## What you will do
Comb through the entries for "plain" and pull out each line that holds it.

## Data supplied
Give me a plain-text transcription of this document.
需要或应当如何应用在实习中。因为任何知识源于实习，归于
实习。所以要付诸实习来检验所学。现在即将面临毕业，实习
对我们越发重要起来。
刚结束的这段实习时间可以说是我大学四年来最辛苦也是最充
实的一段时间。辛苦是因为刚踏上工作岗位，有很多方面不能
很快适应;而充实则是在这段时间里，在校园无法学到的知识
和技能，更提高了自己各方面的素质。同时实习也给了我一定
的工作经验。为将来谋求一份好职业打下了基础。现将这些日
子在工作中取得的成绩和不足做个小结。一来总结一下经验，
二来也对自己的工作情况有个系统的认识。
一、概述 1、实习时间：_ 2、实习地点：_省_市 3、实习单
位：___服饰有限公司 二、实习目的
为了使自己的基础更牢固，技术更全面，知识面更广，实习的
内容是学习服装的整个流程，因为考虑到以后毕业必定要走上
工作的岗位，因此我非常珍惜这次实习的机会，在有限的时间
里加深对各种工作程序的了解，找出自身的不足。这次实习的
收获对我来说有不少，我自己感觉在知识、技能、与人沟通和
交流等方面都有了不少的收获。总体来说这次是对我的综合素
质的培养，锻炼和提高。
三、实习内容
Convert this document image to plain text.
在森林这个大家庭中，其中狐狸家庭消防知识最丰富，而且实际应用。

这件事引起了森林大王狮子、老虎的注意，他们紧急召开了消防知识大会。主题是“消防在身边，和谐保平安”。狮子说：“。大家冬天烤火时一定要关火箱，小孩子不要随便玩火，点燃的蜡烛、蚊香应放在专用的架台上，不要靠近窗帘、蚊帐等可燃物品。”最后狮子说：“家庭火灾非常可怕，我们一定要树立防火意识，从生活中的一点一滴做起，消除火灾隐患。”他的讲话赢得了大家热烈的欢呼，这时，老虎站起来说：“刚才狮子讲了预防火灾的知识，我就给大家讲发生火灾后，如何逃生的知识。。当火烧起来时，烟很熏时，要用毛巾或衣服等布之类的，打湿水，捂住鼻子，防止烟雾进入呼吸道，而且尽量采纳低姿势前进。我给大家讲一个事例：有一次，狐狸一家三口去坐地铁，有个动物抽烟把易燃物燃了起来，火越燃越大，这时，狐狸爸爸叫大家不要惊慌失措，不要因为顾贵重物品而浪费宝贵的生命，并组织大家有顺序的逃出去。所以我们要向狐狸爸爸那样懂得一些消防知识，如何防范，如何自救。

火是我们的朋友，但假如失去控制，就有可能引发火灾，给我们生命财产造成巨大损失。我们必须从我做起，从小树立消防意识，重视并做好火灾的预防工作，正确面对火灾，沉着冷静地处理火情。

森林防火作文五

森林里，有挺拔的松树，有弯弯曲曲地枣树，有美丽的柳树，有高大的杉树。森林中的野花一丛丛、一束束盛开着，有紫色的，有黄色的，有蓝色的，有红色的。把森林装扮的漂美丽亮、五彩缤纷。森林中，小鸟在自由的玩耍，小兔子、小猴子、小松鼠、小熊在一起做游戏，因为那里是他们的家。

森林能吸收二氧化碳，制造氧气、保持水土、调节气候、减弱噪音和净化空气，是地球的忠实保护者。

* * *

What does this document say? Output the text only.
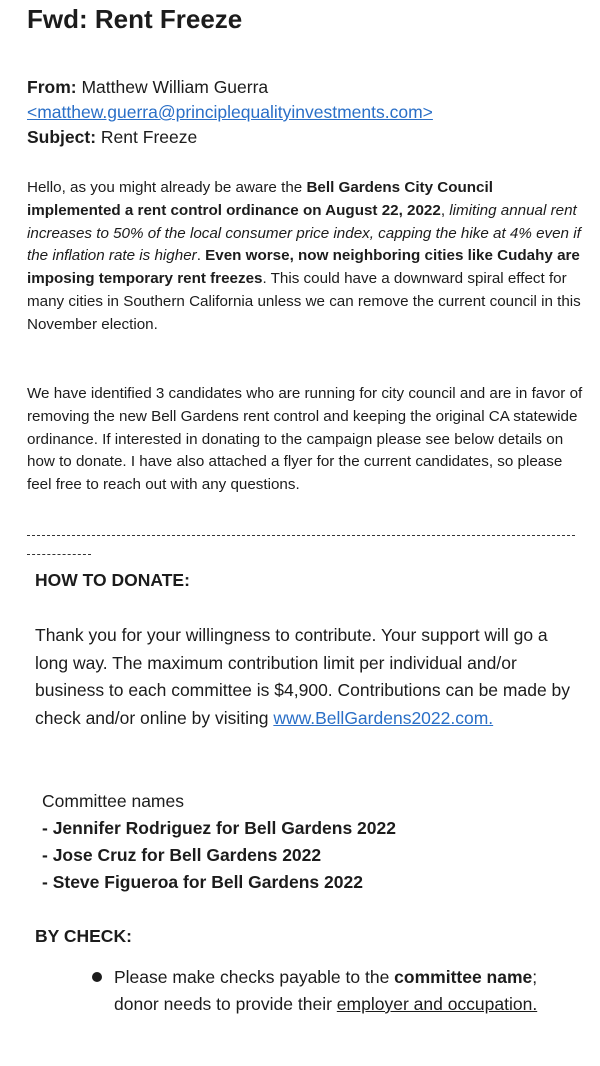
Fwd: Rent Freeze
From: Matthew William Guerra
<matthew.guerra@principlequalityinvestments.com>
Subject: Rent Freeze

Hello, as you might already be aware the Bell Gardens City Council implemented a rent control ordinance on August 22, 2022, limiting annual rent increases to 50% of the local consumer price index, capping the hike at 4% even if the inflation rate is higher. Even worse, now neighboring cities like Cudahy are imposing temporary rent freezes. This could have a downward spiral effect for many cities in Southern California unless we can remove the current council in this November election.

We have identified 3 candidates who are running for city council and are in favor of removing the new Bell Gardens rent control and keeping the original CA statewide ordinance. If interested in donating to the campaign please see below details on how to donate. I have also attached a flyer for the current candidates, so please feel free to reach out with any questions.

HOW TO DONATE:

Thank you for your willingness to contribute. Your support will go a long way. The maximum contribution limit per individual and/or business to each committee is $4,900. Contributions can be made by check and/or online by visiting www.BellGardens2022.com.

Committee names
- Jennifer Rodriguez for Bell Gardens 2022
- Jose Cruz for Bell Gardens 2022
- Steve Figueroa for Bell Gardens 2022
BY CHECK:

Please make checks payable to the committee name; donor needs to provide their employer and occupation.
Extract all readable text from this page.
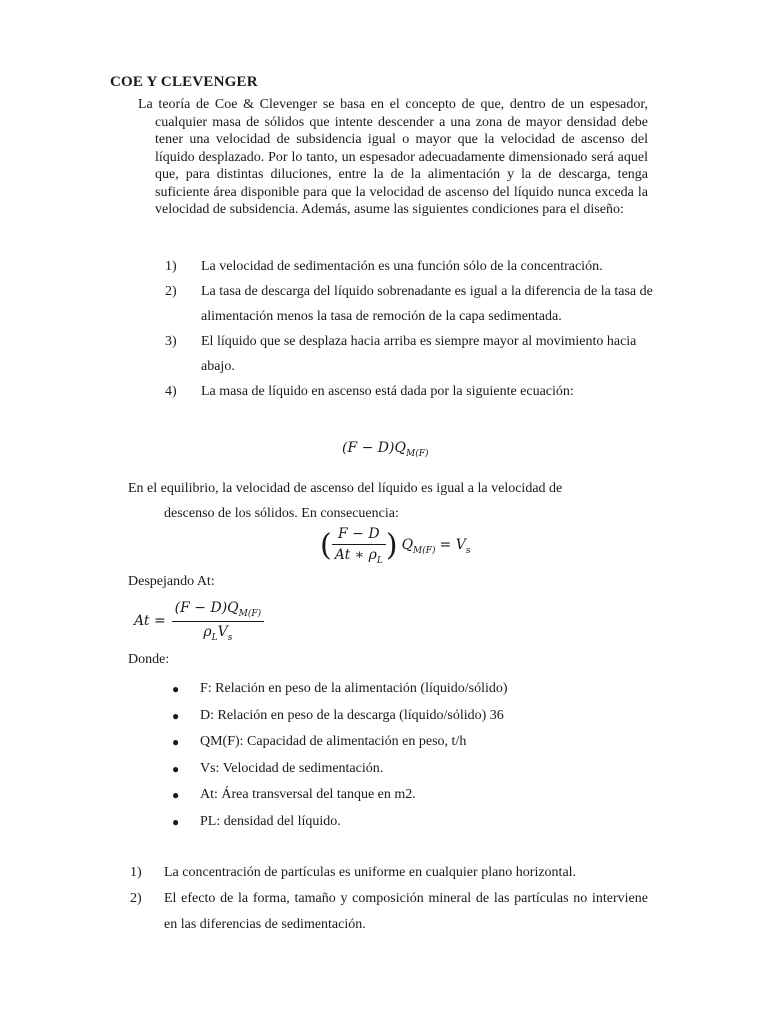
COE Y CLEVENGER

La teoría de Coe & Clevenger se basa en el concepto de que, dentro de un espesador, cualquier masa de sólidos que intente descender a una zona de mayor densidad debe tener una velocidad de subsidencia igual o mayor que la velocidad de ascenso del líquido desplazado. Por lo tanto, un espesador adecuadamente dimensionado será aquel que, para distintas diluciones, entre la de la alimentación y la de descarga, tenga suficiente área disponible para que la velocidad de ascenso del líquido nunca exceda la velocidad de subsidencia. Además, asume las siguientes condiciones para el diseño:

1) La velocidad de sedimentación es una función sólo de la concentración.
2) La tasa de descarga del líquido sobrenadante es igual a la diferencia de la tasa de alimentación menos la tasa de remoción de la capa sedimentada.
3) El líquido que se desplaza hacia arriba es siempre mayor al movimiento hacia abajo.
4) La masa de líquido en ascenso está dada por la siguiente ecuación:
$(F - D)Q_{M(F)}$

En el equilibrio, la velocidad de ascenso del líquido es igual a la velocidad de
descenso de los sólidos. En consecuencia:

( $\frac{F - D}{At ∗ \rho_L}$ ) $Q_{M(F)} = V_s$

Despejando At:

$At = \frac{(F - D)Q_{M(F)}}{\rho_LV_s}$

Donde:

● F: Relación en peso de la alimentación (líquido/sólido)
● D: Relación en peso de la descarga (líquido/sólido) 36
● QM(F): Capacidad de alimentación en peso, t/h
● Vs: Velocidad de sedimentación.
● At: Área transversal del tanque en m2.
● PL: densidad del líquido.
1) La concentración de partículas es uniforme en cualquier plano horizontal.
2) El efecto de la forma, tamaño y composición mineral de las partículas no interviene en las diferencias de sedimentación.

## Answer
Give me a plain-text transcription of this document.
Convert this document image to plain text.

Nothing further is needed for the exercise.